Job — Pick out every line in the entries below that contains the word "corporation", matching case exactly.

Material —

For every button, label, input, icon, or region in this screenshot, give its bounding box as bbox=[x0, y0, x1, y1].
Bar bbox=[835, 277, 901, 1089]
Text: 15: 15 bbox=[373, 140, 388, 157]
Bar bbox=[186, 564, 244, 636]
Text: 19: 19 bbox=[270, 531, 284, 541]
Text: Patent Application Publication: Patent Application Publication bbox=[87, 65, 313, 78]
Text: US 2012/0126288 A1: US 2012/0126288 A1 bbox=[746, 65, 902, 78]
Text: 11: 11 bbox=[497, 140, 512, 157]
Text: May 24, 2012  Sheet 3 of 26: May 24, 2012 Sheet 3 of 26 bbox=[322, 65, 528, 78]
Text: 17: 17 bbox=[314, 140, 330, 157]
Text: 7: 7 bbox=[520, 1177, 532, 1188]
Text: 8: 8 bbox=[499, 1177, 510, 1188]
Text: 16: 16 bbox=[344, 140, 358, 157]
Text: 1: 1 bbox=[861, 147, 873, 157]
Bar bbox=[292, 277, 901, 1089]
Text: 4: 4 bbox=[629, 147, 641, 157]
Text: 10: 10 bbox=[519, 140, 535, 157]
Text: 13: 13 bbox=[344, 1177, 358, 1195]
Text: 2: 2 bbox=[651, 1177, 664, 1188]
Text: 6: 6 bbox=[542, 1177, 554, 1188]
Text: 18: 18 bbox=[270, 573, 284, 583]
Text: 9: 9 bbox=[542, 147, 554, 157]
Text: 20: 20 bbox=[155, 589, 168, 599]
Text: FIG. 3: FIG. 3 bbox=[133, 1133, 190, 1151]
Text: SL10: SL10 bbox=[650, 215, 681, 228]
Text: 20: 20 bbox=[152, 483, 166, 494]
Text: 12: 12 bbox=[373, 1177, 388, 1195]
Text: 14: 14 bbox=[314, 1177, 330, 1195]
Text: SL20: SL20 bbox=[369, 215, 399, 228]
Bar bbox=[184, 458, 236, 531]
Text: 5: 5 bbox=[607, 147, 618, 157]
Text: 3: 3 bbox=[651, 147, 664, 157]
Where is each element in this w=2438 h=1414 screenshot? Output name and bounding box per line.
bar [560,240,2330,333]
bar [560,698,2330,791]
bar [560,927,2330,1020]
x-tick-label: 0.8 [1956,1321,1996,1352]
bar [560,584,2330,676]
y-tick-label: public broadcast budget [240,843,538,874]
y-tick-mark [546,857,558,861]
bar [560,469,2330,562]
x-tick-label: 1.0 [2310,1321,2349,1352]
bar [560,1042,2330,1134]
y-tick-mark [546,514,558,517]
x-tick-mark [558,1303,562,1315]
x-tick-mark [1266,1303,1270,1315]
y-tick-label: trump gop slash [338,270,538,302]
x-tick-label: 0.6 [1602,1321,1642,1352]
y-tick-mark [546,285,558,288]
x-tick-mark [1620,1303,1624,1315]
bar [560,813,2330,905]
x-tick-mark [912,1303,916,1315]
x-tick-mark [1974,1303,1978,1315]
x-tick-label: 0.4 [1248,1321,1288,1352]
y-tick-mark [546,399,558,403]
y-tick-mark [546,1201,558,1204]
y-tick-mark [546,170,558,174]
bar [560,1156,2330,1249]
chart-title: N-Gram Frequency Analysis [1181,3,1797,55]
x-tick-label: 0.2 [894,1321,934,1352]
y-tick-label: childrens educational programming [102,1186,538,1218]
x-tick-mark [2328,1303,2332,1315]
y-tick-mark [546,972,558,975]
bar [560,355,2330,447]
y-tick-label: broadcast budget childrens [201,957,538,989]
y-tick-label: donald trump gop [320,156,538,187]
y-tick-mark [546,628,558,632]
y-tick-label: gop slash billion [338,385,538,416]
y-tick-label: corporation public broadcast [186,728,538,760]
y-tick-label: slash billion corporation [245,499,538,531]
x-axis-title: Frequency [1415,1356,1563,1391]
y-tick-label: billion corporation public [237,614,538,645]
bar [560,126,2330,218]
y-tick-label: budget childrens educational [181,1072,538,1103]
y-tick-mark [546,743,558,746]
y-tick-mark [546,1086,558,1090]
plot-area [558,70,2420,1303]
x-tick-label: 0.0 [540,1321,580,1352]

Finished answer —
y-tick-label: corporation public broadcast [186,728,538,760]
y-tick-label: slash billion corporation [245,499,538,531]
y-tick-label: billion corporation public [237,614,538,645]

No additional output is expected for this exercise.